=== Supplied entries ===
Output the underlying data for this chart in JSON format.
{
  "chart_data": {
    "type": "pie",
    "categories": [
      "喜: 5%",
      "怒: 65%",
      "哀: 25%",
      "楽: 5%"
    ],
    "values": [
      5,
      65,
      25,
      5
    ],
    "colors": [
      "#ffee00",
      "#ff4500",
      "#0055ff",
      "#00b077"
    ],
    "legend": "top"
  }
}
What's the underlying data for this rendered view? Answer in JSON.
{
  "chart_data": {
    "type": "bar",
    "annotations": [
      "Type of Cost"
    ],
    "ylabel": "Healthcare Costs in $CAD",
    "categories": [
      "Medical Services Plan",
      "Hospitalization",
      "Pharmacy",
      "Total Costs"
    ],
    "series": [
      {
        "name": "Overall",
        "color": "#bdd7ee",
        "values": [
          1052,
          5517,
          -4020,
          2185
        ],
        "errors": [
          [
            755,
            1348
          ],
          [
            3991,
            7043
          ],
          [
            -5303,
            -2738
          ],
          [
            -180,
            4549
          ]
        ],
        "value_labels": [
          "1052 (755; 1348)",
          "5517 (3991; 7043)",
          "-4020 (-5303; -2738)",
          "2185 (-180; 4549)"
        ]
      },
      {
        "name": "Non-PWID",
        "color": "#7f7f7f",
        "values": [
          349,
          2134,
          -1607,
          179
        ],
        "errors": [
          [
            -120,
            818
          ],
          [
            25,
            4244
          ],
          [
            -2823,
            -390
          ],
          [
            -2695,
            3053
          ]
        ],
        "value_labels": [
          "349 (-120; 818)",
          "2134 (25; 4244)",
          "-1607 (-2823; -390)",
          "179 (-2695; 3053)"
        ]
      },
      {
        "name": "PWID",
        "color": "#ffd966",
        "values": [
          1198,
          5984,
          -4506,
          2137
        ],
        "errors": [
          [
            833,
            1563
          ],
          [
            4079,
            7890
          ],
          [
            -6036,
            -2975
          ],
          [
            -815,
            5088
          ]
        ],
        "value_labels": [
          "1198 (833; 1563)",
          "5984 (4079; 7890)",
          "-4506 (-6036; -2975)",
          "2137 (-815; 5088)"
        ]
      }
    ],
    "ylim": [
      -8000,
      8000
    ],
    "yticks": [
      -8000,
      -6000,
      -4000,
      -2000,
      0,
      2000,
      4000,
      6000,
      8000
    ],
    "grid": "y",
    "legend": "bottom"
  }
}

...

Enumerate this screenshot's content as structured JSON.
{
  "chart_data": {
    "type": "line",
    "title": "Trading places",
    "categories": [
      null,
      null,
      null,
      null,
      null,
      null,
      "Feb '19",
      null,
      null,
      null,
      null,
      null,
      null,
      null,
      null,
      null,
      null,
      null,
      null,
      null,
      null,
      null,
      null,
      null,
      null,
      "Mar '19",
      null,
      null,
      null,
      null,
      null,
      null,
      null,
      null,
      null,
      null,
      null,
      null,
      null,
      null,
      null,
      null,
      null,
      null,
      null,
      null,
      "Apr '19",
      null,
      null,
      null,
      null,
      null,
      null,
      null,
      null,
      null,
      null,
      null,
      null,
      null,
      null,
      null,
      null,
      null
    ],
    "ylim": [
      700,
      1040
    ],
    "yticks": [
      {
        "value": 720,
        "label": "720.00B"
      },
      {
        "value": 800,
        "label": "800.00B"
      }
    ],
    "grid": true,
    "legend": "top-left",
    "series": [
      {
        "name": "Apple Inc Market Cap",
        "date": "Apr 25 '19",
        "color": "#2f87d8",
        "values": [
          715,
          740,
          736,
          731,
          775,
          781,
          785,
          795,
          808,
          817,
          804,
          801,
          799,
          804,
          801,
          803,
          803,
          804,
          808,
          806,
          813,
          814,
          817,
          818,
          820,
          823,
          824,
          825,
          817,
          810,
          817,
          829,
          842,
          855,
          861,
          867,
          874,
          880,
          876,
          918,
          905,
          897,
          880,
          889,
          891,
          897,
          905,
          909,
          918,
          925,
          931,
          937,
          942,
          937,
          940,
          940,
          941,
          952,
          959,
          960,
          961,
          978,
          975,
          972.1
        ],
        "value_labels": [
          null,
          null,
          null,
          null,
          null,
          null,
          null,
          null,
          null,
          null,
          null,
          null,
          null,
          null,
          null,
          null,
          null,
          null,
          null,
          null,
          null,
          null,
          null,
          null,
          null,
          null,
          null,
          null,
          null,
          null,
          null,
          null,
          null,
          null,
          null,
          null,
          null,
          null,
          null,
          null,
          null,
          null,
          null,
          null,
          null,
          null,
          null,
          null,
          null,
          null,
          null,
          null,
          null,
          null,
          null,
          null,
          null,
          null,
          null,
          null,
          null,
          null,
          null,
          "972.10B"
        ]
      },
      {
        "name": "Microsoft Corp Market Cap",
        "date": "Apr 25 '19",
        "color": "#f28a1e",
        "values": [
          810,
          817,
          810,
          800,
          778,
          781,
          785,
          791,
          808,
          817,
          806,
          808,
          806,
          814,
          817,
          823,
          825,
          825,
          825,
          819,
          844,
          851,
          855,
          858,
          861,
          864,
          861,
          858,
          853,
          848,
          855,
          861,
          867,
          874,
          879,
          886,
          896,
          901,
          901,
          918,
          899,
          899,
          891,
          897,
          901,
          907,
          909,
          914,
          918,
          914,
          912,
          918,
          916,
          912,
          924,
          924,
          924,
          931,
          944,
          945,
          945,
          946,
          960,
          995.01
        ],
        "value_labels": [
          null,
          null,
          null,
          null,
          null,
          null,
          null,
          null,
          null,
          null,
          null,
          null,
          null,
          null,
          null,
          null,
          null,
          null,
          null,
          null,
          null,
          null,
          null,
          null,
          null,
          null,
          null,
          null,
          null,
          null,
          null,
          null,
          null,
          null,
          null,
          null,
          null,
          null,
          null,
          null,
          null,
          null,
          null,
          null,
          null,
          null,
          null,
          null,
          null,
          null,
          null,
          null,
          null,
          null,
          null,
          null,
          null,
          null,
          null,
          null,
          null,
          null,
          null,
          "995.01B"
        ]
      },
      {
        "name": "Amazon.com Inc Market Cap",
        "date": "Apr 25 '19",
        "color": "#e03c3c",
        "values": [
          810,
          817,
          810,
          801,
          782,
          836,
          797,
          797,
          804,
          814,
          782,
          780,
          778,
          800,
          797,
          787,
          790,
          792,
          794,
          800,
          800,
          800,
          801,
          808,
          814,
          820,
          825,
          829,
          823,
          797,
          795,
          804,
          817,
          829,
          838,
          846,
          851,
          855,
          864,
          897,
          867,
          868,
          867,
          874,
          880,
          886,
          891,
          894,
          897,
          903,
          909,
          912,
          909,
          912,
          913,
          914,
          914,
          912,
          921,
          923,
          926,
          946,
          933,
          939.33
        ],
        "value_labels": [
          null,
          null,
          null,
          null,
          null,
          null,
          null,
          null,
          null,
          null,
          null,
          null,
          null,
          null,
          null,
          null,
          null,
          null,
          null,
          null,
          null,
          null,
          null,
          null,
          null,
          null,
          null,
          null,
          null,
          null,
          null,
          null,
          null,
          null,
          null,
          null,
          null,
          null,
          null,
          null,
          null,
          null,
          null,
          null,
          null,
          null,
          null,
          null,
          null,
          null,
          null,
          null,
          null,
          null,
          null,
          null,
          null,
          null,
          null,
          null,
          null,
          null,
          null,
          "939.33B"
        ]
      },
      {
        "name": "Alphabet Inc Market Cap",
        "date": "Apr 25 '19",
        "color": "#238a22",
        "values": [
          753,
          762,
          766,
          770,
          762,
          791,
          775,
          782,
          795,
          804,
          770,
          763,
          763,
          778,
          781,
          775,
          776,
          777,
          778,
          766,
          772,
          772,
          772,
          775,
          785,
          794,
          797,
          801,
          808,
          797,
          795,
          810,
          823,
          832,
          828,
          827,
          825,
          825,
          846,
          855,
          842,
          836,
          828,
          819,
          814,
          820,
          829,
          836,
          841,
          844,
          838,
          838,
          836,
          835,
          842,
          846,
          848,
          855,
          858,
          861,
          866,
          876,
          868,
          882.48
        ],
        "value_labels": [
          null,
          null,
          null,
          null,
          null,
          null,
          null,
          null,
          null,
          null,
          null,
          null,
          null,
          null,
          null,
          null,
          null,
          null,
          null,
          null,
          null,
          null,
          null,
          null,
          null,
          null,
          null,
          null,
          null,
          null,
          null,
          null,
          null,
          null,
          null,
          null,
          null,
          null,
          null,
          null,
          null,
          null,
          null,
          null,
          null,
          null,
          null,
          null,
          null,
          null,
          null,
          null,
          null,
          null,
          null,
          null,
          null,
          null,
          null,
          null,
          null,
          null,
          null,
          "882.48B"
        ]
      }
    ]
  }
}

==

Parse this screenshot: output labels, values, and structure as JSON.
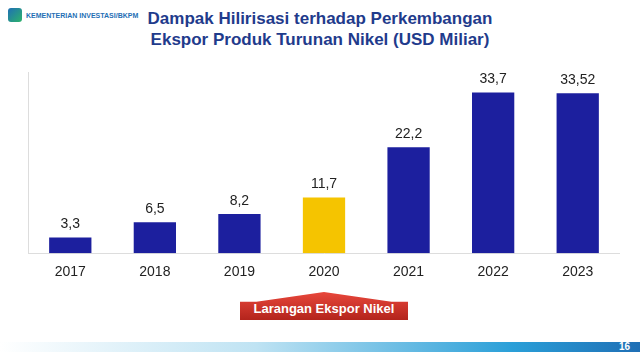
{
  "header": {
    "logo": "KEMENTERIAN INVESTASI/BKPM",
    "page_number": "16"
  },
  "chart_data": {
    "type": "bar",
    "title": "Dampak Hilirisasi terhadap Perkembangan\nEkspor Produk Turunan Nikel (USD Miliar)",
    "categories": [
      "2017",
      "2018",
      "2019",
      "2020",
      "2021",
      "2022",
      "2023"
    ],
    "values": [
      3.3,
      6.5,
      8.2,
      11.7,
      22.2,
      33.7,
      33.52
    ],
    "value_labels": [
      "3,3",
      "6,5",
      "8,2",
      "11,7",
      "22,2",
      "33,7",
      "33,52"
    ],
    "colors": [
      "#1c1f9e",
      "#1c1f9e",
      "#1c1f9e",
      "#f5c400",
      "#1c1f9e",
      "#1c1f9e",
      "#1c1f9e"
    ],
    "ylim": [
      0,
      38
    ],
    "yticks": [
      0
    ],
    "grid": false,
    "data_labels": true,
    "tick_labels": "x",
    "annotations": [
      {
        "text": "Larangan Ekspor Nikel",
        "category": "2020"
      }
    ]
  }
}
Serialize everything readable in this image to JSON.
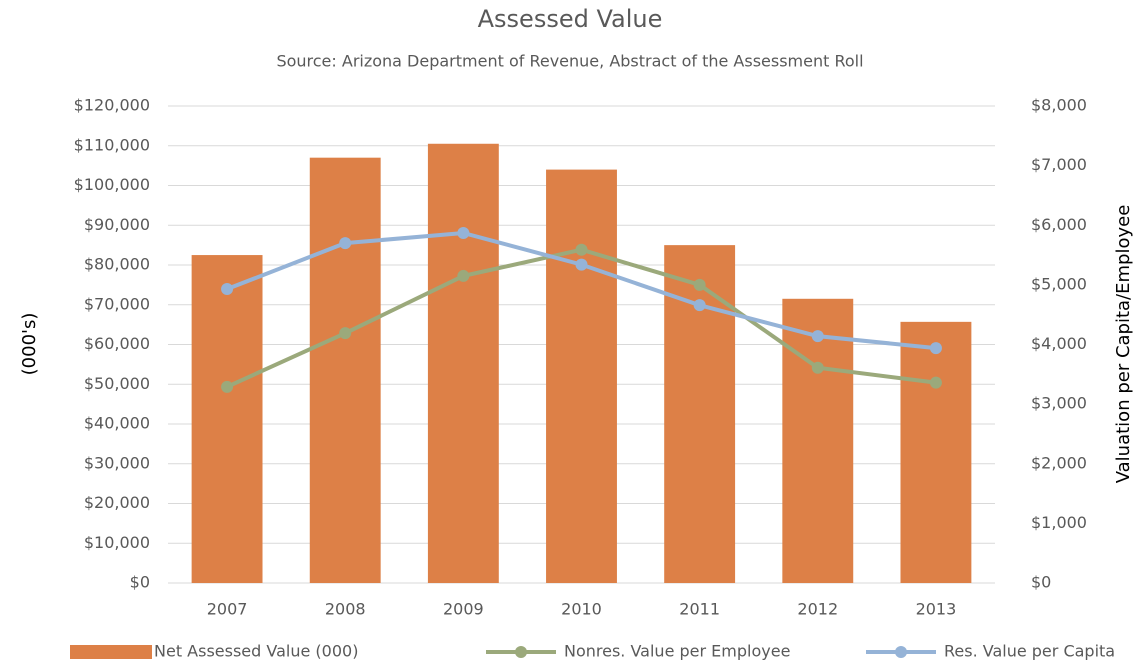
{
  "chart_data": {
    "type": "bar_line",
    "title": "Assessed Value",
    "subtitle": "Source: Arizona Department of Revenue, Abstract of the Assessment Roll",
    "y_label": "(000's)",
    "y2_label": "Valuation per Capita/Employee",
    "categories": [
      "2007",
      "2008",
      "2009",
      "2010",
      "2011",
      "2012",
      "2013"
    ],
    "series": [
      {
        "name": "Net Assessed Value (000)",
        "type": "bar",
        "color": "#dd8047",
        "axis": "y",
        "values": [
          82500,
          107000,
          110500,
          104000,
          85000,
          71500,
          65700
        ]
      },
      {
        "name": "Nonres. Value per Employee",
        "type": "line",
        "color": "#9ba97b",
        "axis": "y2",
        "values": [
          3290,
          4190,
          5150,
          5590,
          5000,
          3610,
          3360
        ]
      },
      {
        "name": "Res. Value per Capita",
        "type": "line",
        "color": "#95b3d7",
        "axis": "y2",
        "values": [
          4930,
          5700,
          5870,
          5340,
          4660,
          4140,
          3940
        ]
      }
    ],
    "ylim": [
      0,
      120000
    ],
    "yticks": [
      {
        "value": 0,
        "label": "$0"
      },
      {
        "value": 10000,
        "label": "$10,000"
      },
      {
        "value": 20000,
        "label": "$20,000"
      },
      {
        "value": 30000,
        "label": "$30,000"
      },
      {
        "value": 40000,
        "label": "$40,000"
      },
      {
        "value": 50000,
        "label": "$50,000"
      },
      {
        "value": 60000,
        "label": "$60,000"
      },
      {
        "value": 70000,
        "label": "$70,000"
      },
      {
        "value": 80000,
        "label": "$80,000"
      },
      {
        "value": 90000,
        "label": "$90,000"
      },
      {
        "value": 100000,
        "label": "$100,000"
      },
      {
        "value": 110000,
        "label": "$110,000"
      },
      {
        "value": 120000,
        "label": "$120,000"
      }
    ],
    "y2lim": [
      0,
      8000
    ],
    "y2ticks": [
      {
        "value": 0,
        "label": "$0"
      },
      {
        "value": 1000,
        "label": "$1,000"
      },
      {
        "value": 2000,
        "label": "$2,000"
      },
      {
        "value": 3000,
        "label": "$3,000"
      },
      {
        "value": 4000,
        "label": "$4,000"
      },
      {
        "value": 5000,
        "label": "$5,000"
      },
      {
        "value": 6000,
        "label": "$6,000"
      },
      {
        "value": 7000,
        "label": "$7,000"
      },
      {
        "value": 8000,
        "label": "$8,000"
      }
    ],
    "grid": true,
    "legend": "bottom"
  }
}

=== Brief ===
Find the lines above that include the string "Nikel" and copy them.

=== Solved exercise ===
    "title": "Dampak Hilirisasi terhadap Perkembangan\nEkspor Produk Turunan Nikel (USD Miliar)",
        "text": "Larangan Ekspor Nikel",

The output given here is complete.